• Set exercise
Report every line below that holds the word "hinge".

— start Records provided —

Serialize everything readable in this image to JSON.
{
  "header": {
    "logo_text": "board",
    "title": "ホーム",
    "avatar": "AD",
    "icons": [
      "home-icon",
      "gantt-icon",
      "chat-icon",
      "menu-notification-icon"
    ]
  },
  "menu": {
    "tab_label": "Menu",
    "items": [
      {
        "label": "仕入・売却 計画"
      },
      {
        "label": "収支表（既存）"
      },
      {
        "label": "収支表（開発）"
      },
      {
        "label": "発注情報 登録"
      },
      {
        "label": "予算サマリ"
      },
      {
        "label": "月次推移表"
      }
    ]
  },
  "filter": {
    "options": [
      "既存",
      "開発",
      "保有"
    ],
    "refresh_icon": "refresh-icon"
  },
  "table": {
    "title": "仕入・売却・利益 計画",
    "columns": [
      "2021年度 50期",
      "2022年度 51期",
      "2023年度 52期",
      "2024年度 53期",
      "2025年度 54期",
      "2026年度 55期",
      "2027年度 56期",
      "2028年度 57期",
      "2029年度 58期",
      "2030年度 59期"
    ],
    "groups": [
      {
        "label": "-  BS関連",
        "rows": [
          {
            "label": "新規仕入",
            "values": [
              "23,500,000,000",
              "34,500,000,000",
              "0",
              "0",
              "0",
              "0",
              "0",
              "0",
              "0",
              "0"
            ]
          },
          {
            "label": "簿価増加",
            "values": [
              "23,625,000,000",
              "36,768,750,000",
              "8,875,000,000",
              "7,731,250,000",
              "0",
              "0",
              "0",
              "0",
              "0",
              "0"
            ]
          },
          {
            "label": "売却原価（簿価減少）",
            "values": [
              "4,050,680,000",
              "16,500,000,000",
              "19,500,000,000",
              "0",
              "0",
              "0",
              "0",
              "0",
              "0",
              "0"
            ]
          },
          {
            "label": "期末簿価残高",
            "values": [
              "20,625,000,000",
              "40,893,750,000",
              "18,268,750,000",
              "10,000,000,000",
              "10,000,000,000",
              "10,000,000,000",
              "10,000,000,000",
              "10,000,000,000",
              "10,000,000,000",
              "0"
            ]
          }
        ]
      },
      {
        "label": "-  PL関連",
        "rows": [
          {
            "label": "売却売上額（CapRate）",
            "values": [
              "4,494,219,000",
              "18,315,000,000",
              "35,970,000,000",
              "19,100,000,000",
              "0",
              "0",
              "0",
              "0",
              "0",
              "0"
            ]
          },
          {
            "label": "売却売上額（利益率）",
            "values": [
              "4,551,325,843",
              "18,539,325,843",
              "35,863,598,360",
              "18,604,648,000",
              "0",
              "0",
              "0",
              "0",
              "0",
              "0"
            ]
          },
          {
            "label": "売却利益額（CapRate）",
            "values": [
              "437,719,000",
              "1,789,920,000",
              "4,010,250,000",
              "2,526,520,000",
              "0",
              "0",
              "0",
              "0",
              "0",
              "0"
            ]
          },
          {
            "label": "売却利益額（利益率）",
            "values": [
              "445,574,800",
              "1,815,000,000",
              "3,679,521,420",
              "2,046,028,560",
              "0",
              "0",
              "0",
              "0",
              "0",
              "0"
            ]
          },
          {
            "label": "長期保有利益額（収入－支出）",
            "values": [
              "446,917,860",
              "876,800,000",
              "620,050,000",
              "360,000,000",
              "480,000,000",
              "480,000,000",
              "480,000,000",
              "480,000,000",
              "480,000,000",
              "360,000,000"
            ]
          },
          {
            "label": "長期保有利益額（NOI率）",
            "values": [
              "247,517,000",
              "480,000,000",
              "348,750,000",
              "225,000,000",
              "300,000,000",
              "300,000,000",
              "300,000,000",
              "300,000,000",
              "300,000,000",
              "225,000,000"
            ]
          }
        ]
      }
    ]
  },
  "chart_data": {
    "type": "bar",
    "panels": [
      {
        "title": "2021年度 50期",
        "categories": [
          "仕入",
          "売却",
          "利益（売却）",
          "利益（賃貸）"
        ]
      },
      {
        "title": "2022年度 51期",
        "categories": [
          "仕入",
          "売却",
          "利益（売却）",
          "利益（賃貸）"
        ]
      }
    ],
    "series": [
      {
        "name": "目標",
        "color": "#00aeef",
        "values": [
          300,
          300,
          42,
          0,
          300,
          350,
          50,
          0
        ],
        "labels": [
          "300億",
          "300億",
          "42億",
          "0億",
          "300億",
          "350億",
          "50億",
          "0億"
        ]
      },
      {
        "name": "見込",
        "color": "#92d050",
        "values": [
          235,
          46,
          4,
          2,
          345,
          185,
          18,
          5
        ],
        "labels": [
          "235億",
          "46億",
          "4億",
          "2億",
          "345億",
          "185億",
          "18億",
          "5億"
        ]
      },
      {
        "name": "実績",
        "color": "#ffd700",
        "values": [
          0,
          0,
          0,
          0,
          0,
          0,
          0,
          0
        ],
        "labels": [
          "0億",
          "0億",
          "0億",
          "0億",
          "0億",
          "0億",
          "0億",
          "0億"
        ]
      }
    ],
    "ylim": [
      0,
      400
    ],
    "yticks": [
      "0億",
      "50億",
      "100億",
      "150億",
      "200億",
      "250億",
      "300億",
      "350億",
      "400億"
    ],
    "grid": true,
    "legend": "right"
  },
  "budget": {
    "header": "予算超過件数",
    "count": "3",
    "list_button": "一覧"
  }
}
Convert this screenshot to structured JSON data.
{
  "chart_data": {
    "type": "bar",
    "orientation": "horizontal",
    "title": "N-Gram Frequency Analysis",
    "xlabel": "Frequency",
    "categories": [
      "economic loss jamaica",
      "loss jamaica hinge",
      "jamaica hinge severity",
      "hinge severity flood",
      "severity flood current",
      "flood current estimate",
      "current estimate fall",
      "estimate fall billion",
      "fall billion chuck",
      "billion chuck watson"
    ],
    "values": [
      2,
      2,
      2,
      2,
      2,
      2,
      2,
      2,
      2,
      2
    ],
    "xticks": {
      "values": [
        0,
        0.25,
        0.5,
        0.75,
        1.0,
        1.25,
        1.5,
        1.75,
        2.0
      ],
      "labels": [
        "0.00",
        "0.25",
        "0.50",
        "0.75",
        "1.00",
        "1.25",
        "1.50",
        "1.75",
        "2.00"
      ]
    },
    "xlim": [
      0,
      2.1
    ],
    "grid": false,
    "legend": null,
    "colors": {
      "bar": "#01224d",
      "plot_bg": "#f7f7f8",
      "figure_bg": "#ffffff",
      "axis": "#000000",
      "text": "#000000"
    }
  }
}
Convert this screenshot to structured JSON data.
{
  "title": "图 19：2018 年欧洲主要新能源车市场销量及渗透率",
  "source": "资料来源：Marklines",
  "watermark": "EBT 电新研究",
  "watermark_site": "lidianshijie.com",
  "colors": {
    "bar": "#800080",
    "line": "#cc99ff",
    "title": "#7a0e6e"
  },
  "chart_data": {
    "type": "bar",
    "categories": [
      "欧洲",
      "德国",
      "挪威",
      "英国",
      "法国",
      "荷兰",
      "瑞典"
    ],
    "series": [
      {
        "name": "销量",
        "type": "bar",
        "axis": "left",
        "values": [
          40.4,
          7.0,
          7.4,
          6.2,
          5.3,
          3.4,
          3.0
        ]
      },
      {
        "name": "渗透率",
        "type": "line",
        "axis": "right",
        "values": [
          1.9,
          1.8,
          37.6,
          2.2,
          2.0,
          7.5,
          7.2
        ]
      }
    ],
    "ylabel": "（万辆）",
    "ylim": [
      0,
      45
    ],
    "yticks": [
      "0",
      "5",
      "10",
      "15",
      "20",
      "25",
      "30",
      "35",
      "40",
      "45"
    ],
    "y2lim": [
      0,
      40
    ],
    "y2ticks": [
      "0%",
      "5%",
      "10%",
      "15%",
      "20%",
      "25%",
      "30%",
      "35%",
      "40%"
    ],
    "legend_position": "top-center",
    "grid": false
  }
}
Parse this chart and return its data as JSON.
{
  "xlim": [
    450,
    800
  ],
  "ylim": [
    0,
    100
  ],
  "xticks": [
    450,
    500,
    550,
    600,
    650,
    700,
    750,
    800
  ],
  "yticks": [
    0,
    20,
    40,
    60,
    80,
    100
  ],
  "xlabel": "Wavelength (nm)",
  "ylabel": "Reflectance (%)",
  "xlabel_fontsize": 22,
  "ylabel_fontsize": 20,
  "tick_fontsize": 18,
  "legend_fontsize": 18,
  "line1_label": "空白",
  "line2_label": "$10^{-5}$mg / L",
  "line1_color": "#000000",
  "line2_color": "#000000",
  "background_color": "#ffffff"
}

— end Records provided —

• Response
      "loss jamaica hinge",
      "jamaica hinge severity",
      "hinge severity flood",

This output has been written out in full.